(Dataset items)
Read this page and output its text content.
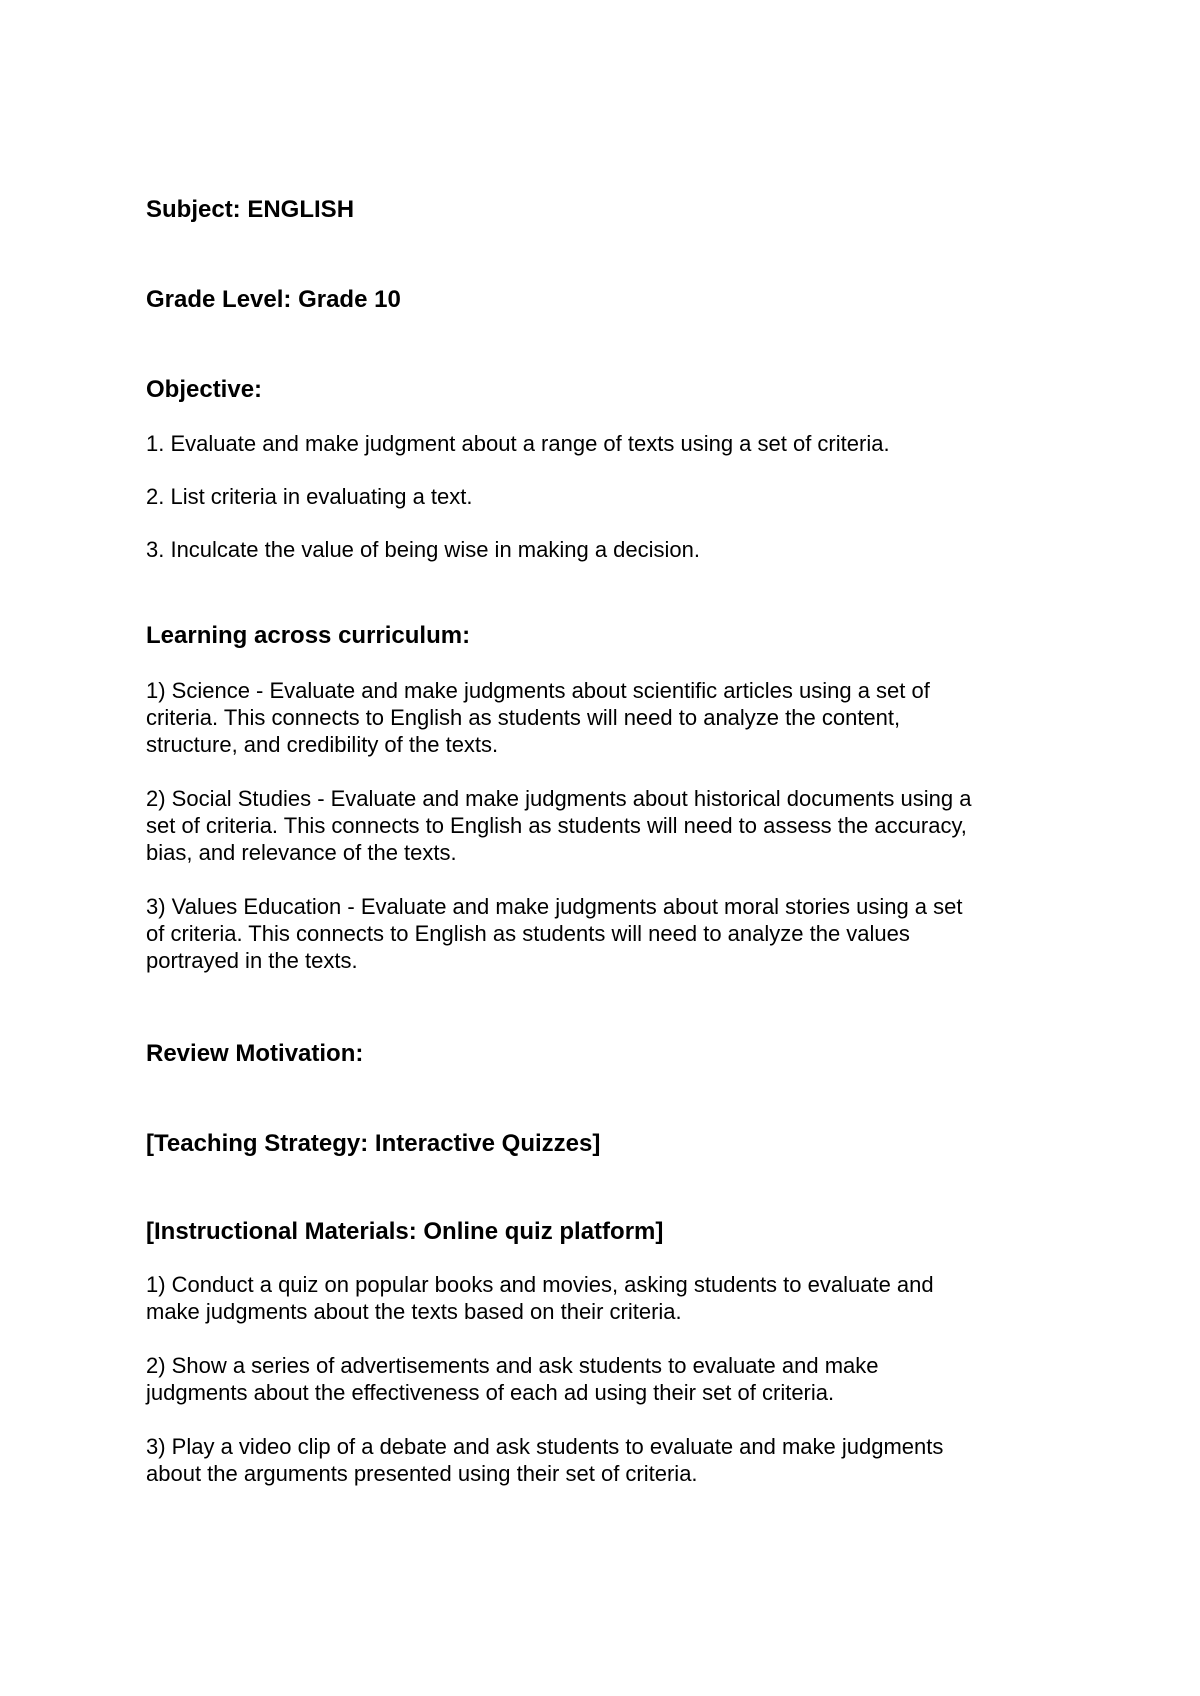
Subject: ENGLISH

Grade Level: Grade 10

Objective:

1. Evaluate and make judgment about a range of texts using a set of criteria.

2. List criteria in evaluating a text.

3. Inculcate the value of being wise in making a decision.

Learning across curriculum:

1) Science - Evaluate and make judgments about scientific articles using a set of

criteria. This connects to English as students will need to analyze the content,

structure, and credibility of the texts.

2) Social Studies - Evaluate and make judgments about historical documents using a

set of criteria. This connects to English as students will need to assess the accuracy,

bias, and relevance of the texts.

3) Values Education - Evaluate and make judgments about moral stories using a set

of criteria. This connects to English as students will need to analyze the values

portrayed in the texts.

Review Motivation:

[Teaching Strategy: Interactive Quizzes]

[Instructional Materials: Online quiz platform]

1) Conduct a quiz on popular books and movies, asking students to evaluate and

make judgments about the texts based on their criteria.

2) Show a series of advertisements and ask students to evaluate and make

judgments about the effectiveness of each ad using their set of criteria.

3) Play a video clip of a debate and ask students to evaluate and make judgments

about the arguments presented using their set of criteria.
* * *
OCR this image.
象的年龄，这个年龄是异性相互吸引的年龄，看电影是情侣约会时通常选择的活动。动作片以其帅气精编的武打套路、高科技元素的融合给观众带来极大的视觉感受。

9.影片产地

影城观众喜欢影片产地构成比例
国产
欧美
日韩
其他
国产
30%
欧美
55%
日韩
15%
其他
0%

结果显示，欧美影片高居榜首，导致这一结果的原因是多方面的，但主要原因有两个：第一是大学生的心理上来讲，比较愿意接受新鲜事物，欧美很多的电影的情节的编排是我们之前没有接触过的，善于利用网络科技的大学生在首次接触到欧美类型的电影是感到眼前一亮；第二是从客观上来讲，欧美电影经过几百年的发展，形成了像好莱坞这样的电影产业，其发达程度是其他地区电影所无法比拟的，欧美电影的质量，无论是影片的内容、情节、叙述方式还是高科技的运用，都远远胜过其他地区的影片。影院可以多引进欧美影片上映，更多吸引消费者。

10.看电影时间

TASK TO COMPLETE
Return all the lines that contain the string "using".

REPLY TO THE EXERCISE
1. Evaluate and make judgment about a range of texts using a set of criteria.
1) Science - Evaluate and make judgments about scientific articles using a set of
2) Social Studies - Evaluate and make judgments about historical documents using a
3) Values Education - Evaluate and make judgments about moral stories using a set
judgments about the effectiveness of each ad using their set of criteria.
about the arguments presented using their set of criteria.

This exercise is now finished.